» **Short exercise 1**:
According to the forum thread on bottling a British pale ale, why is the beer safe to bottle even though it still shows a bubble every few minutes?
» **Short exercise 2**:
Write the next part of the forum thread about bottling a British pale ale, picking up after its final reply.

» **Extract to read**:
I also have a question my 2nd batch of British pale ale has been in my secondary for 12 days I just racked it to another carbouy to bottle and get the hoops out and try to let the yeast settle. But it's still fermenting, a bubble
every few minutes,is this ok to bottle ? I've never
had a batch go on this way, and the FG hasn't changed since I put it in the secondary.



 

If the SG of your beer hasn't changed at all after several days it's done fermenting. The bubbles that you're getting are due to CO2 that dissolved into the beer during fermentation working it's way out. As long as you gravity isn't dropping anymore it's safe to bottle.

 

bubles mean nothing after the first week, I wouldn't even use a secondary for an ale, but that's your choice, alot of people do it, but it's just more work, and exposes your beer to the air more than it needs to be.

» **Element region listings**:
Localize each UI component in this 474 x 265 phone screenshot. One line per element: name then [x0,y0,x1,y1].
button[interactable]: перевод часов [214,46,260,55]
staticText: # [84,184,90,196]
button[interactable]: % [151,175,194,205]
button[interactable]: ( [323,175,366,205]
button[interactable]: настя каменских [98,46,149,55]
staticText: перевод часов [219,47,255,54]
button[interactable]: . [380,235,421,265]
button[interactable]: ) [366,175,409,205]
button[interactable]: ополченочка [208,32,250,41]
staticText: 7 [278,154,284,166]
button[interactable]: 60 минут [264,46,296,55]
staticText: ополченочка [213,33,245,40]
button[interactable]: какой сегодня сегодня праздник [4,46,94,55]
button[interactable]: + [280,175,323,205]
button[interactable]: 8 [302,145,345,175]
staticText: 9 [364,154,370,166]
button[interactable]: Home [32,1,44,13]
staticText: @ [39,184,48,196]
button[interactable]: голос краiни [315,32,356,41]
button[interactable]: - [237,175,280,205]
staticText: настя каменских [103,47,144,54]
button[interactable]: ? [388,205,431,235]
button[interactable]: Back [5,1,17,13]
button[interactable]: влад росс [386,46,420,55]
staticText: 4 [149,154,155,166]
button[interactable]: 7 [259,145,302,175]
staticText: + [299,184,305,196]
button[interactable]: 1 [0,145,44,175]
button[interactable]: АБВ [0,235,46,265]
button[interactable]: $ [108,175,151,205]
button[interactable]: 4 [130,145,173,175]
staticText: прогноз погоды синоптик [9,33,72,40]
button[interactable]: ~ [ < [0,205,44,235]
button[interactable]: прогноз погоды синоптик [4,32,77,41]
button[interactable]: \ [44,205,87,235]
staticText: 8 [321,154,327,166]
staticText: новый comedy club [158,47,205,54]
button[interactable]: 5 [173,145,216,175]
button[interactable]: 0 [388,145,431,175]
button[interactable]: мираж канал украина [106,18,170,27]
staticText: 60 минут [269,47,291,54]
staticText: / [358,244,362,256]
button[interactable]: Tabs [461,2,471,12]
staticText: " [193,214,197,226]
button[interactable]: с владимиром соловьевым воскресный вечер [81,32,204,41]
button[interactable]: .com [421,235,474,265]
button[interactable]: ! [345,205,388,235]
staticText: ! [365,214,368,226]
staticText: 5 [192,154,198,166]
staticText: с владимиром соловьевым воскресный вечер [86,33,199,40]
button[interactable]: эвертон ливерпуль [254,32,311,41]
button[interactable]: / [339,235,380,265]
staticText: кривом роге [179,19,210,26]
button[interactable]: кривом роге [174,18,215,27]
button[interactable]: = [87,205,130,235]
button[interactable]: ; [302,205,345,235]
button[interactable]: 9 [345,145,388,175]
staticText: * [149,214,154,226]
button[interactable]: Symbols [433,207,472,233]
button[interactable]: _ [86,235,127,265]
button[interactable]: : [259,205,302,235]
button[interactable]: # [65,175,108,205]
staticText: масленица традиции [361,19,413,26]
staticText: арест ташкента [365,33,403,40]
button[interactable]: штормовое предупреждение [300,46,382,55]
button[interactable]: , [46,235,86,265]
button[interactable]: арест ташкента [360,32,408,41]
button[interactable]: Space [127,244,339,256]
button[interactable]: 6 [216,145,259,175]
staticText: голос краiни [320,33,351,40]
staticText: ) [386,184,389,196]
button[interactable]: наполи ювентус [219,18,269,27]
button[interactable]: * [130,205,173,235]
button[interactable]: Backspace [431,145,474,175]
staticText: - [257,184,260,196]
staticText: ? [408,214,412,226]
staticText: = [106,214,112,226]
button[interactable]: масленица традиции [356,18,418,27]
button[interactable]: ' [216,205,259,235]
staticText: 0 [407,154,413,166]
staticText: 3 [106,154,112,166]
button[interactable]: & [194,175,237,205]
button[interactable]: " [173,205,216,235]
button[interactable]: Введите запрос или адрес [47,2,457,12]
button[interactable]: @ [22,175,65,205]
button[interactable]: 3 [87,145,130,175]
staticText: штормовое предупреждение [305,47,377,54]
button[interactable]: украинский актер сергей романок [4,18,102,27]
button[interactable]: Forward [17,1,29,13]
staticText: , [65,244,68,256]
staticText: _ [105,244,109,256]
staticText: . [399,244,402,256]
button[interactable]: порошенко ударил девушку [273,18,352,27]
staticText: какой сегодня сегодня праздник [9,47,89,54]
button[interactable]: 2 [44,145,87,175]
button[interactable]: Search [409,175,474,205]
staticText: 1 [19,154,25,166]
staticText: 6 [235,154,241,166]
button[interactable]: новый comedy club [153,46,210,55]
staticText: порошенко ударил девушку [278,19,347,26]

» **Task answer 1**:
The bubbles come from CO2 that dissolved into the beer during fermentation and is now working its way out. They do not show that fermentation is still going on. Because the gravity has not changed for several days, fermentation is finished and the beer is safe to bottle.

» **Task answer 2**:
     I ferment in primary, dry hop in primary, and the after 2 weeks, put it into the bottling bucket or keg.  Your bottles are actually the secondary, and the yeast will settle nicely to the bottom.  I save a true secondary for fruit beers. 
     The biggest problem with taking the beer off the yeast, is that people do it to early, right after fermentations is complete.  If you do this, you don't let the yeast work it's real magic, Cleaning up the off flavors, and green flavors.  Some yeasts are cleaner than others, but for the most part you need to leave the yeast on the cake for at least 2 weeks.  Some like the S-04 are incredibly clean even after as little as 3 days.